### What the task requires
List each line in which the string "panel" appears.

══ Material provided

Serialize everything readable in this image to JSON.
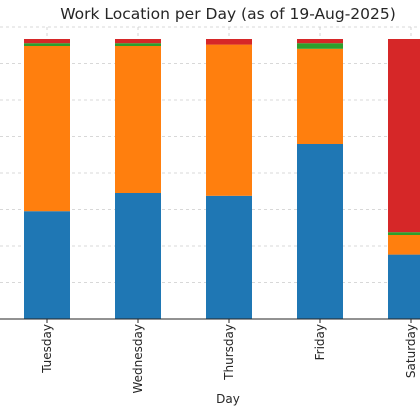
{
  "chart_data": {
    "type": "bar",
    "stacked": true,
    "title": "Work Location per Day (as of 19-Aug-2025)",
    "xlabel": "Day",
    "ylabel": "",
    "categories": [
      "Tuesday",
      "Wednesday",
      "Thursday",
      "Friday",
      "Saturday"
    ],
    "series": [
      {
        "color": "#1f77b4",
        "values": [
          0.385,
          0.45,
          0.44,
          0.625,
          0.23
        ]
      },
      {
        "color": "#ff7f0e",
        "values": [
          0.59,
          0.525,
          0.54,
          0.34,
          0.07
        ]
      },
      {
        "color": "#2ca02c",
        "values": [
          0.01,
          0.01,
          0.0,
          0.02,
          0.01
        ]
      },
      {
        "color": "#d62728",
        "values": [
          0.015,
          0.015,
          0.02,
          0.015,
          0.69
        ]
      }
    ],
    "ylim": [
      0,
      1.0
    ],
    "grid": true
  }
}
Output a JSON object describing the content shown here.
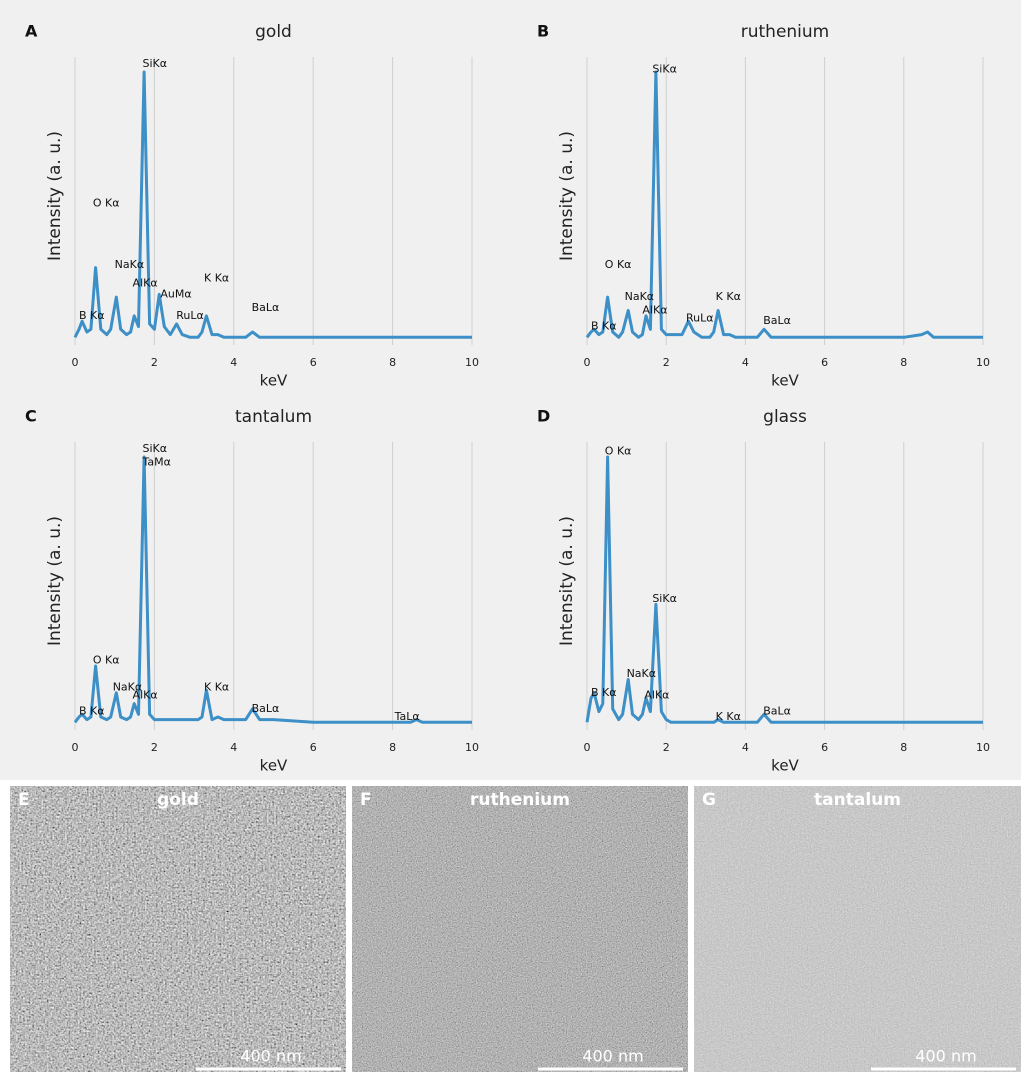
{
  "chart_data": [
    {
      "type": "line",
      "panel": "A",
      "title": "gold",
      "xlabel": "keV",
      "ylabel": "Intensity (a. u.)",
      "color": "#3d8fc7",
      "x": [
        0,
        0.1,
        0.18,
        0.3,
        0.4,
        0.52,
        0.65,
        0.8,
        0.9,
        1.04,
        1.15,
        1.3,
        1.4,
        1.49,
        1.6,
        1.74,
        1.88,
        2.0,
        2.12,
        2.25,
        2.4,
        2.56,
        2.7,
        2.9,
        3.1,
        3.2,
        3.31,
        3.45,
        3.6,
        3.75,
        4.0,
        4.3,
        4.47,
        4.65,
        5,
        6,
        7,
        8,
        8.45,
        8.6,
        8.75,
        9,
        10
      ],
      "values": [
        1,
        4,
        7,
        3,
        4,
        27,
        4,
        2,
        4,
        16,
        4,
        2,
        3,
        9,
        5,
        100,
        6,
        4,
        17,
        5,
        2,
        6,
        2,
        1,
        1,
        3,
        9,
        2,
        2,
        1,
        1,
        1,
        3,
        1,
        1,
        1,
        1,
        1,
        1,
        1,
        1,
        1,
        1
      ],
      "xlim": [
        0,
        10
      ],
      "xticks": [
        0,
        2,
        4,
        6,
        8,
        10
      ],
      "ylim": [
        0,
        100
      ],
      "grid": true,
      "annotations": [
        {
          "text": "SiKα",
          "x": 1.75,
          "y": 103
        },
        {
          "text": "O Kα",
          "x": 0.5,
          "y": 51
        },
        {
          "text": "NaKα",
          "x": 1.05,
          "y": 28
        },
        {
          "text": "AlKα",
          "x": 1.5,
          "y": 21
        },
        {
          "text": "AuMα",
          "x": 2.2,
          "y": 17
        },
        {
          "text": "RuLα",
          "x": 2.6,
          "y": 9
        },
        {
          "text": "K Kα",
          "x": 3.3,
          "y": 23
        },
        {
          "text": "BaLα",
          "x": 4.5,
          "y": 12
        },
        {
          "text": "B Kα",
          "x": 0.15,
          "y": 9
        }
      ]
    },
    {
      "type": "line",
      "panel": "B",
      "title": "ruthenium",
      "xlabel": "keV",
      "ylabel": "Intensity (a. u.)",
      "color": "#3d8fc7",
      "x": [
        0,
        0.1,
        0.18,
        0.3,
        0.4,
        0.52,
        0.65,
        0.8,
        0.9,
        1.04,
        1.15,
        1.3,
        1.4,
        1.49,
        1.6,
        1.74,
        1.88,
        2.0,
        2.12,
        2.25,
        2.4,
        2.56,
        2.7,
        2.9,
        3.1,
        3.2,
        3.31,
        3.45,
        3.6,
        3.75,
        4.0,
        4.3,
        4.47,
        4.65,
        5,
        6,
        7,
        8,
        8.45,
        8.6,
        8.75,
        9,
        10
      ],
      "values": [
        1,
        3,
        4,
        2,
        3,
        16,
        3,
        1,
        3,
        11,
        3,
        1,
        2,
        9,
        4,
        100,
        4,
        2,
        2,
        2,
        2,
        7,
        3,
        1,
        1,
        3,
        11,
        2,
        2,
        1,
        1,
        1,
        4,
        1,
        1,
        1,
        1,
        1,
        2,
        3,
        1,
        1,
        1
      ],
      "xlim": [
        0,
        10
      ],
      "xticks": [
        0,
        2,
        4,
        6,
        8,
        10
      ],
      "ylim": [
        0,
        100
      ],
      "grid": true,
      "annotations": [
        {
          "text": "SiKα",
          "x": 1.7,
          "y": 101
        },
        {
          "text": "O Kα",
          "x": 0.5,
          "y": 28
        },
        {
          "text": "NaKα",
          "x": 1.0,
          "y": 16
        },
        {
          "text": "AlKα",
          "x": 1.45,
          "y": 11
        },
        {
          "text": "RuLα",
          "x": 2.55,
          "y": 8
        },
        {
          "text": "K Kα",
          "x": 3.3,
          "y": 16
        },
        {
          "text": "BaLα",
          "x": 4.5,
          "y": 7
        },
        {
          "text": "B Kα",
          "x": 0.15,
          "y": 5
        }
      ]
    },
    {
      "type": "line",
      "panel": "C",
      "title": "tantalum",
      "xlabel": "keV",
      "ylabel": "Intensity (a. u.)",
      "color": "#3d8fc7",
      "x": [
        0,
        0.1,
        0.18,
        0.3,
        0.4,
        0.52,
        0.65,
        0.8,
        0.9,
        1.04,
        1.15,
        1.3,
        1.4,
        1.49,
        1.6,
        1.74,
        1.88,
        2.0,
        2.12,
        2.25,
        2.4,
        2.56,
        2.7,
        2.9,
        3.1,
        3.2,
        3.31,
        3.45,
        3.6,
        3.75,
        4.0,
        4.3,
        4.47,
        4.65,
        5,
        6,
        7,
        8,
        8.45,
        8.6,
        8.75,
        9,
        10
      ],
      "values": [
        1,
        3,
        4,
        2,
        3,
        22,
        3,
        2,
        3,
        12,
        3,
        2,
        3,
        8,
        4,
        100,
        4,
        2,
        2,
        2,
        2,
        2,
        2,
        2,
        2,
        3,
        13,
        2,
        3,
        2,
        2,
        2,
        6,
        2,
        2,
        1,
        1,
        1,
        1,
        2,
        1,
        1,
        1
      ],
      "xlim": [
        0,
        10
      ],
      "xticks": [
        0,
        2,
        4,
        6,
        8,
        10
      ],
      "ylim": [
        0,
        100
      ],
      "grid": true,
      "annotations": [
        {
          "text": "SiKα",
          "x": 1.75,
          "y": 103
        },
        {
          "text": "TaMα",
          "x": 1.75,
          "y": 98
        },
        {
          "text": "O Kα",
          "x": 0.5,
          "y": 24
        },
        {
          "text": "NaKα",
          "x": 1.0,
          "y": 14
        },
        {
          "text": "AlKα",
          "x": 1.5,
          "y": 11
        },
        {
          "text": "K Kα",
          "x": 3.3,
          "y": 14
        },
        {
          "text": "BaLα",
          "x": 4.5,
          "y": 6
        },
        {
          "text": "TaLα",
          "x": 8.1,
          "y": 3
        },
        {
          "text": "B Kα",
          "x": 0.15,
          "y": 5
        }
      ]
    },
    {
      "type": "line",
      "panel": "D",
      "title": "glass",
      "xlabel": "keV",
      "ylabel": "Intensity (a. u.)",
      "color": "#3d8fc7",
      "x": [
        0,
        0.1,
        0.18,
        0.3,
        0.4,
        0.52,
        0.65,
        0.8,
        0.9,
        1.04,
        1.15,
        1.3,
        1.4,
        1.49,
        1.6,
        1.74,
        1.88,
        2.0,
        2.12,
        2.25,
        2.4,
        2.56,
        2.7,
        2.9,
        3.1,
        3.2,
        3.31,
        3.45,
        3.6,
        3.75,
        4.0,
        4.3,
        4.47,
        4.65,
        5,
        6,
        7,
        8,
        8.45,
        8.6,
        8.75,
        9,
        10
      ],
      "values": [
        1,
        10,
        12,
        5,
        8,
        100,
        6,
        2,
        4,
        17,
        4,
        2,
        4,
        10,
        5,
        45,
        5,
        2,
        1,
        1,
        1,
        1,
        1,
        1,
        1,
        1,
        2,
        1,
        1,
        1,
        1,
        1,
        4,
        1,
        1,
        1,
        1,
        1,
        1,
        1,
        1,
        1,
        1
      ],
      "xlim": [
        0,
        10
      ],
      "xticks": [
        0,
        2,
        4,
        6,
        8,
        10
      ],
      "ylim": [
        0,
        100
      ],
      "grid": true,
      "annotations": [
        {
          "text": "O Kα",
          "x": 0.5,
          "y": 102
        },
        {
          "text": "SiKα",
          "x": 1.7,
          "y": 47
        },
        {
          "text": "NaKα",
          "x": 1.05,
          "y": 19
        },
        {
          "text": "AlKα",
          "x": 1.5,
          "y": 11
        },
        {
          "text": "B Kα",
          "x": 0.15,
          "y": 12
        },
        {
          "text": "K Kα",
          "x": 3.3,
          "y": 3
        },
        {
          "text": "BaLα",
          "x": 4.5,
          "y": 5
        }
      ]
    }
  ],
  "images": [
    {
      "panel": "E",
      "title": "gold",
      "scale_bar": "400 nm"
    },
    {
      "panel": "F",
      "title": "ruthenium",
      "scale_bar": "400 nm"
    },
    {
      "panel": "G",
      "title": "tantalum",
      "scale_bar": "400 nm"
    }
  ]
}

════

### Response
      "panel": "A",
      "panel": "B",
      "panel": "C",
      "panel": "D",
      "panel": "E",
      "panel": "F",
      "panel": "G",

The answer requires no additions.